══ ENTRIES SHOWN
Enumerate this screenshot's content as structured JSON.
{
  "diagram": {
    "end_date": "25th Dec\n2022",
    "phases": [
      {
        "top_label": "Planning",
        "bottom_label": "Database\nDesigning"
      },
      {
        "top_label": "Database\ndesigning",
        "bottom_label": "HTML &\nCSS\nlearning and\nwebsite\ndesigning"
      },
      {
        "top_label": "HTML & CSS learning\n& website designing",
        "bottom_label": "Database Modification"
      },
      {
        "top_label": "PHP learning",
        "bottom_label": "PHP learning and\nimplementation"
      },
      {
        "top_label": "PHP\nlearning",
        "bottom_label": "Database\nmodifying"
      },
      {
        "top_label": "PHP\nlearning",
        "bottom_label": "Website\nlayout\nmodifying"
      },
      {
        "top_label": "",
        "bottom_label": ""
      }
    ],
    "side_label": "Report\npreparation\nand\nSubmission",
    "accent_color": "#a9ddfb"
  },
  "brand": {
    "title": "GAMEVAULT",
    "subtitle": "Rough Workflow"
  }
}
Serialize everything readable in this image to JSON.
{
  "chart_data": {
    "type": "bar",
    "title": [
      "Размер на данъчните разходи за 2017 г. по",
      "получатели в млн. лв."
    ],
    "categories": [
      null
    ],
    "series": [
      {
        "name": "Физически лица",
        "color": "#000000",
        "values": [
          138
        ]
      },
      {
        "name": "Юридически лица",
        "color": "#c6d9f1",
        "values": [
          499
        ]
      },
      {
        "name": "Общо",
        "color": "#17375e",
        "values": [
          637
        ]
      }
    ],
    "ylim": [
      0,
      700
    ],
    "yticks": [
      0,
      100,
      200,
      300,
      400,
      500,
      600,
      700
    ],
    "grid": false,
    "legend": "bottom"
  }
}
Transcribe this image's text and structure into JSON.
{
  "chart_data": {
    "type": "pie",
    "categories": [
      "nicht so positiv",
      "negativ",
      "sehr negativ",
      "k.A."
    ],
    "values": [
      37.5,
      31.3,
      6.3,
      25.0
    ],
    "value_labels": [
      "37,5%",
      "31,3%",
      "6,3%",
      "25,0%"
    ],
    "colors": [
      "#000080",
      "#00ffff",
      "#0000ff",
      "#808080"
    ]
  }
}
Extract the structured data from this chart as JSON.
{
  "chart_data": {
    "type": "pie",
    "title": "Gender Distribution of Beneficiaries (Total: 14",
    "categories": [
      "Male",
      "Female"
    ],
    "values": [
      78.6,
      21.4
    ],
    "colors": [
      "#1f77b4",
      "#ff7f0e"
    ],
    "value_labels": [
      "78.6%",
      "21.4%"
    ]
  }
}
════
** PROBLEM TO WORK ON **
Give back exactly the lines from the line containing "Transcribe this image's" to the end of the entries, and no other lines.

** SOLUTION TO THIS EXERCISE **
Transcribe this image's text and structure into JSON.
{
  "chart_data": {
    "type": "pie",
    "categories": [
      "nicht so positiv",
      "negativ",
      "sehr negativ",
      "k.A."
    ],
    "values": [
      37.5,
      31.3,
      6.3,
      25.0
    ],
    "value_labels": [
      "37,5%",
      "31,3%",
      "6,3%",
      "25,0%"
    ],
    "colors": [
      "#000080",
      "#00ffff",
      "#0000ff",
      "#808080"
    ]
  }
}
Extract the structured data from this chart as JSON.
{
  "chart_data": {
    "type": "pie",
    "title": "Gender Distribution of Beneficiaries (Total: 14",
    "categories": [
      "Male",
      "Female"
    ],
    "values": [
      78.6,
      21.4
    ],
    "colors": [
      "#1f77b4",
      "#ff7f0e"
    ],
    "value_labels": [
      "78.6%",
      "21.4%"
    ]
  }
}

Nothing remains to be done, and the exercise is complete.